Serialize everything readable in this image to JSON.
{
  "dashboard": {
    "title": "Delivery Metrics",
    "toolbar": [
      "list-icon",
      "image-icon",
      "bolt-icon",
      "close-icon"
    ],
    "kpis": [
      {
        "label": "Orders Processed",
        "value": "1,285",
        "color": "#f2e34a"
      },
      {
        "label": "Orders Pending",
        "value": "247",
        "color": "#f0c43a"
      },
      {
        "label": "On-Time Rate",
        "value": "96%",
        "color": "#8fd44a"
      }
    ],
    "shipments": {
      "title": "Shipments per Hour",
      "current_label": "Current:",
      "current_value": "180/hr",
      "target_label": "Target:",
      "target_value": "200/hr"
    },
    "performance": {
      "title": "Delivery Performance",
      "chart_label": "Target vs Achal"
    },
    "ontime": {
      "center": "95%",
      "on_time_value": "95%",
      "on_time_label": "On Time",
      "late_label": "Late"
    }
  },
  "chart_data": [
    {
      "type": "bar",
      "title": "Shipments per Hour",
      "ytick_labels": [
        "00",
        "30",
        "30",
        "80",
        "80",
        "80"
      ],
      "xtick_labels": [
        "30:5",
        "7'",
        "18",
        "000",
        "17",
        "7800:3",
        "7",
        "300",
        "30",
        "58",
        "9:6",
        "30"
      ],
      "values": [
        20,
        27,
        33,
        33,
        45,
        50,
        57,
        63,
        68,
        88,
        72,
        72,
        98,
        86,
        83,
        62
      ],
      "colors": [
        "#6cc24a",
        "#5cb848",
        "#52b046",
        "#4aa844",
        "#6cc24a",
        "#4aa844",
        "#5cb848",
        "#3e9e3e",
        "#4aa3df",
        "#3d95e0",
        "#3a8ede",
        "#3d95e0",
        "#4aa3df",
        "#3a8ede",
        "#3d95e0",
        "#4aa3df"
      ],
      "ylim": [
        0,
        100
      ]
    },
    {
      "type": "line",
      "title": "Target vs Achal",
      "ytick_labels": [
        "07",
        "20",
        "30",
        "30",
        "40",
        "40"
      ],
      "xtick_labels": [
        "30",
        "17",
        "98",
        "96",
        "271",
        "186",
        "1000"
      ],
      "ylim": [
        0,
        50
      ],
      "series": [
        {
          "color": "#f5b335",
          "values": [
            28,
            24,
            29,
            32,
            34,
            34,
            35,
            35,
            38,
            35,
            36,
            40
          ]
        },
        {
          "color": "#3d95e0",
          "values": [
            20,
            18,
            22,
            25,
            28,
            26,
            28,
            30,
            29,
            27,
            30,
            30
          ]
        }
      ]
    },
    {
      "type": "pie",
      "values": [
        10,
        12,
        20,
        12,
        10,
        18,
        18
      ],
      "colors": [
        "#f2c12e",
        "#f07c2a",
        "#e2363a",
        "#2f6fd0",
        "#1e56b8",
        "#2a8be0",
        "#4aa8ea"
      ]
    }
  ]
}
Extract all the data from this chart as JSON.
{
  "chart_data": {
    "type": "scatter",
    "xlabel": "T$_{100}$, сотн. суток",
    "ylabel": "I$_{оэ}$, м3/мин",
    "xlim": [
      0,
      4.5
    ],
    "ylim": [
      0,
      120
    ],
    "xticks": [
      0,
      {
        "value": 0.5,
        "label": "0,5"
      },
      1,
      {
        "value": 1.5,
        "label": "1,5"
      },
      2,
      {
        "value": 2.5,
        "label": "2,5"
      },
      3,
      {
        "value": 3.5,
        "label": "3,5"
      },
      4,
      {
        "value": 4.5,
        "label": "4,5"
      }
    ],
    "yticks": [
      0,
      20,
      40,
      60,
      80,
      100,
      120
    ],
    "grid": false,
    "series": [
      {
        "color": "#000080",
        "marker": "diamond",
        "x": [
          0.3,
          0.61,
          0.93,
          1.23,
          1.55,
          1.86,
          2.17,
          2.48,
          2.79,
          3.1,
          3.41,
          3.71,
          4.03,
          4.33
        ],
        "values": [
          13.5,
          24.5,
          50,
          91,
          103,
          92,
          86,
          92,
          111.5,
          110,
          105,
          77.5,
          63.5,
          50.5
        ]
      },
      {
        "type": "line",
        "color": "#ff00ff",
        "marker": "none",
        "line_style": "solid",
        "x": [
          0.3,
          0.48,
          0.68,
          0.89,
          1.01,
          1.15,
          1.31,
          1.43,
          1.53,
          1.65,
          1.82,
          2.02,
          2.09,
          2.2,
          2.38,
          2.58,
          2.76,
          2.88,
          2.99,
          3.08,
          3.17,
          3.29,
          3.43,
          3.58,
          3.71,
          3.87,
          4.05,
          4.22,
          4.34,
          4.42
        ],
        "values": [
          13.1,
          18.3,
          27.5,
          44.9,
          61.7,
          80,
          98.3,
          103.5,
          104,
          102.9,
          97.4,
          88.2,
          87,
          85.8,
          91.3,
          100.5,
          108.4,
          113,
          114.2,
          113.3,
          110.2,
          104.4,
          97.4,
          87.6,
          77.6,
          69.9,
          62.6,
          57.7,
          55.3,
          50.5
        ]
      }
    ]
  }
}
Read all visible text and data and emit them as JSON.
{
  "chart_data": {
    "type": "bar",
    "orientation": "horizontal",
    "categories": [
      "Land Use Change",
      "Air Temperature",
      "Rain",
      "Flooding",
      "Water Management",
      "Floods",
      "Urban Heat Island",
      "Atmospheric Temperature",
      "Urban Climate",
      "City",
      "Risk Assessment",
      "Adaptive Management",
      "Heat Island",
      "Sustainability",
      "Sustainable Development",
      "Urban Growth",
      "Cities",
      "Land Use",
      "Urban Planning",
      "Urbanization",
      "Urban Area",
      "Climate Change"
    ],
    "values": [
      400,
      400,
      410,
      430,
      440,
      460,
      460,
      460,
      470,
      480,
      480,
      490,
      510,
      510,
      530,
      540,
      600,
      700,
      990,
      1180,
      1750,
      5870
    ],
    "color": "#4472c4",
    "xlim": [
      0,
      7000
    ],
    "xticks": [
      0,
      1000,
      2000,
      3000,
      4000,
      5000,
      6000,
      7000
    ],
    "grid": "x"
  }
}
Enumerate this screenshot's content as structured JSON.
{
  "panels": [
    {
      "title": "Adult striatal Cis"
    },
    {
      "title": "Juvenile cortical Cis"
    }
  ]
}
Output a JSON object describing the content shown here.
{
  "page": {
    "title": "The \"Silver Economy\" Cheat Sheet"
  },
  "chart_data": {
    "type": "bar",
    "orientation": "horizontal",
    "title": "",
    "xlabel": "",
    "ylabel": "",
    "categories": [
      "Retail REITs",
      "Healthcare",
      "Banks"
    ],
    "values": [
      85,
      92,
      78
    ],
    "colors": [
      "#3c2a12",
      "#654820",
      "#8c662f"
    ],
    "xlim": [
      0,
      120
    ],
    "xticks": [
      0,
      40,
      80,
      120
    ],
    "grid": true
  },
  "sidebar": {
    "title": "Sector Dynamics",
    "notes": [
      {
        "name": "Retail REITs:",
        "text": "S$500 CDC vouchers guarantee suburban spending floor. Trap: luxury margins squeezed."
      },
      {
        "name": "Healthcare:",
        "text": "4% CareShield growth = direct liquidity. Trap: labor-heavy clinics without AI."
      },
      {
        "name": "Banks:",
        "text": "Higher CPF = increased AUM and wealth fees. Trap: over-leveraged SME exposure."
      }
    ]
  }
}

※ ※ ※

Short exercise:
Scan the listing above. Gather each line that contains the word "Delivery".

Problem solution:
    "title": "Delivery Metrics",
      "title": "Delivery Performance",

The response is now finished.